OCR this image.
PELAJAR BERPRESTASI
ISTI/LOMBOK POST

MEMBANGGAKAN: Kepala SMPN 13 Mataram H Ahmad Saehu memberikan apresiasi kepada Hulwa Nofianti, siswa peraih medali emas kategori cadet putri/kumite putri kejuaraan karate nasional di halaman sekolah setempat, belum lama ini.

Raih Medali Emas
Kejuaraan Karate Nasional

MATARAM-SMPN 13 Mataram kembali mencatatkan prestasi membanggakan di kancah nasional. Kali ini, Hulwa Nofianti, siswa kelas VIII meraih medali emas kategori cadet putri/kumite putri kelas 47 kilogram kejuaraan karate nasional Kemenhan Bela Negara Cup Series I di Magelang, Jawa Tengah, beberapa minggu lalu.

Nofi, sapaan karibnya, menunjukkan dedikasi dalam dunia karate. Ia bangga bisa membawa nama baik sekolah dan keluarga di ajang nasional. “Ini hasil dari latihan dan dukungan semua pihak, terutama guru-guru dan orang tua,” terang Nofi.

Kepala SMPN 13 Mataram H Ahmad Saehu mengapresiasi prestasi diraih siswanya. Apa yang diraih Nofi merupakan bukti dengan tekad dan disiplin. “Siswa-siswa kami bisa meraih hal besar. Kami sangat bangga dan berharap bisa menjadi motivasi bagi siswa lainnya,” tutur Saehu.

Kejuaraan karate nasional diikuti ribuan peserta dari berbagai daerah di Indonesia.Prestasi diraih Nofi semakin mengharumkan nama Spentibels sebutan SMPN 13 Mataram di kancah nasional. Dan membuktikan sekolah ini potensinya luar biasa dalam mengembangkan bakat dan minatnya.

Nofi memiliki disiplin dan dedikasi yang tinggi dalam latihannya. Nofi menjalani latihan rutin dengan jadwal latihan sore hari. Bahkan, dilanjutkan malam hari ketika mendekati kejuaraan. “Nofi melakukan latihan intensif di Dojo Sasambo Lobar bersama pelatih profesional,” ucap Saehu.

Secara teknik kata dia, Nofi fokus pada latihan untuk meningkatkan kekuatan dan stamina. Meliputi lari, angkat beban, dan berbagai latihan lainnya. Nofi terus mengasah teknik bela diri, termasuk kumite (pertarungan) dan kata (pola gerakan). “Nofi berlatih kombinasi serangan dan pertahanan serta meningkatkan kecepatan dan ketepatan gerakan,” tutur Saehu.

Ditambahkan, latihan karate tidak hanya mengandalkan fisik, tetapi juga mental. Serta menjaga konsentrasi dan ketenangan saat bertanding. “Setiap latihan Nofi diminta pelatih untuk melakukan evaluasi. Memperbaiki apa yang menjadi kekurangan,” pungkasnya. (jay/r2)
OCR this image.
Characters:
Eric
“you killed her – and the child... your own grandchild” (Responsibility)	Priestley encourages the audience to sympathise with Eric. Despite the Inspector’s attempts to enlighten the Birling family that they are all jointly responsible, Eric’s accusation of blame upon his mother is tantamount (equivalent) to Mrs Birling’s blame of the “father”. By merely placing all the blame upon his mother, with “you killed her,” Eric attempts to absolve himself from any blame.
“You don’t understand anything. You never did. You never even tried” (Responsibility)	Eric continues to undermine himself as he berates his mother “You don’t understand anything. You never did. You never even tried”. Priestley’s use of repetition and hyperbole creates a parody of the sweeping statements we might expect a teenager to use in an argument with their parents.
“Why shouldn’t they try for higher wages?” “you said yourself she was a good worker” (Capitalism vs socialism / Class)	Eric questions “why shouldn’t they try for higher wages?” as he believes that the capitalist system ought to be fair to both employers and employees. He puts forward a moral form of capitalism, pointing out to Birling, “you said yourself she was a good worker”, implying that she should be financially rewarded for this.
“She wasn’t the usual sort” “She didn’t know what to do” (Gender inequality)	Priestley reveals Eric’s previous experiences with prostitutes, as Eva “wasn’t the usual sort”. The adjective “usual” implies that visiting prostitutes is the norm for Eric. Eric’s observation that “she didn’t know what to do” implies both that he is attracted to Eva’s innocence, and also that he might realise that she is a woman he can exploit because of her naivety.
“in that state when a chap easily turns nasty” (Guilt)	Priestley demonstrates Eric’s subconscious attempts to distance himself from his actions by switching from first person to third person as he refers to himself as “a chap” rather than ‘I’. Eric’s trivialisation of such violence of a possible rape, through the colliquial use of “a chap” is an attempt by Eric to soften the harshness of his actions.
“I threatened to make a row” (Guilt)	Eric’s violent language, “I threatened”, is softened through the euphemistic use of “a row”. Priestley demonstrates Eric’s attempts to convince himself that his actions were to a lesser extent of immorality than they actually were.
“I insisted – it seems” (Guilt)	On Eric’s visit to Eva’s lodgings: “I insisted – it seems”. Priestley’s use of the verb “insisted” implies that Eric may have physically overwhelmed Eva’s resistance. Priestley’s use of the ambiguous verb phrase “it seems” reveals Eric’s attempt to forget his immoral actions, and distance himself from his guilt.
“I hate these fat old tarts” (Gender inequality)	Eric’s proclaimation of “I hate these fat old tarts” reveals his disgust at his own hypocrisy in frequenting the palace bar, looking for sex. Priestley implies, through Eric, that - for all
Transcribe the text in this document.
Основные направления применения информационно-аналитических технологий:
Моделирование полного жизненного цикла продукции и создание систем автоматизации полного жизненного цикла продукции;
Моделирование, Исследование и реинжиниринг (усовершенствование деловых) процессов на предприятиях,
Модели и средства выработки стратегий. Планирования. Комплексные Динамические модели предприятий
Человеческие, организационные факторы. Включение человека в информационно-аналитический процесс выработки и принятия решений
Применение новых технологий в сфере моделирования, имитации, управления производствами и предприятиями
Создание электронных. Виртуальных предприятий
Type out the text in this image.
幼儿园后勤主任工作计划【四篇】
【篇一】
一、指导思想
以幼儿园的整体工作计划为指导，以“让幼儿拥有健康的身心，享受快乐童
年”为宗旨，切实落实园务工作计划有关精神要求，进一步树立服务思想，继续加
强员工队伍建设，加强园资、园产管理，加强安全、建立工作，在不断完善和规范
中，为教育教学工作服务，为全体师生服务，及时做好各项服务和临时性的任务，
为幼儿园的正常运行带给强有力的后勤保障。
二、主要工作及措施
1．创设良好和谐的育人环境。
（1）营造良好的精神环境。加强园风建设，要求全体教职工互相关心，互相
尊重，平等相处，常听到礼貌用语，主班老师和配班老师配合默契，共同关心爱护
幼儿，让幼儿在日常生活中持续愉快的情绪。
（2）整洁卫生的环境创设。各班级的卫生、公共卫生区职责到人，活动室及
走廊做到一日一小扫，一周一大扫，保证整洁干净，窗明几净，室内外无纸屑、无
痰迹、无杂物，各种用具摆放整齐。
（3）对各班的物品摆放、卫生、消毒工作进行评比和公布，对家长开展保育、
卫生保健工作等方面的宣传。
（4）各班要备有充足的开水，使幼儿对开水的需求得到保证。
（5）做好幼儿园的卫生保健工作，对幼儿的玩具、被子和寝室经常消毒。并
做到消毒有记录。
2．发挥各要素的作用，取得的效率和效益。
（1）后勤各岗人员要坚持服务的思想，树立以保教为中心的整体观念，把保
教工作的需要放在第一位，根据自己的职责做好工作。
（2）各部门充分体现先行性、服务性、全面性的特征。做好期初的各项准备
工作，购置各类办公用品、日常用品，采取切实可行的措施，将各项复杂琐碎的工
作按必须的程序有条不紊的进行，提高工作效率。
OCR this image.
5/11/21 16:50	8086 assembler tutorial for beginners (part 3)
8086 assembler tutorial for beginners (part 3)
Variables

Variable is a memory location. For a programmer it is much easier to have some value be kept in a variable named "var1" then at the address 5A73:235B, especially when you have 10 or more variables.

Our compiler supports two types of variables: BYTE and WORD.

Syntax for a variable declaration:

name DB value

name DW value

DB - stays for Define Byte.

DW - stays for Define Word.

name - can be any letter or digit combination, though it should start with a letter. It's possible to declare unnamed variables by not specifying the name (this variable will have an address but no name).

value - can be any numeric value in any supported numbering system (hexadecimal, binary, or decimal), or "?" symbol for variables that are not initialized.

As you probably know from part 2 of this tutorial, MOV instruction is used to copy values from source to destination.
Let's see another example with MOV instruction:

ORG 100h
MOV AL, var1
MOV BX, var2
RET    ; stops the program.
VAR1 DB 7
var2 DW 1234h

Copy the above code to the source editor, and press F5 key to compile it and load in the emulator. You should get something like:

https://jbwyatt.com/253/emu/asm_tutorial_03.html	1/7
------------------------
● **Aim of the exercise**
Identify each line containing the string "Birling" and copy it out.

● **Correct output**
“you killed her – and the child... your own grandchild” (Responsibility)	Priestley encourages the audience to sympathise with Eric. Despite the Inspector’s attempts to enlighten the Birling family that they are all jointly responsible, Eric’s accusation of blame upon his mother is tantamount (equivalent) to Mrs Birling’s blame of the “father”. By merely placing all the blame upon his mother, with “you killed her,” Eric attempts to absolve himself from any blame.
“Why shouldn’t they try for higher wages?” “you said yourself she was a good worker” (Capitalism vs socialism / Class)	Eric questions “why shouldn’t they try for higher wages?” as he believes that the capitalist system ought to be fair to both employers and employees. He puts forward a moral form of capitalism, pointing out to Birling, “you said yourself she was a good worker”, implying that she should be financially rewarded for this.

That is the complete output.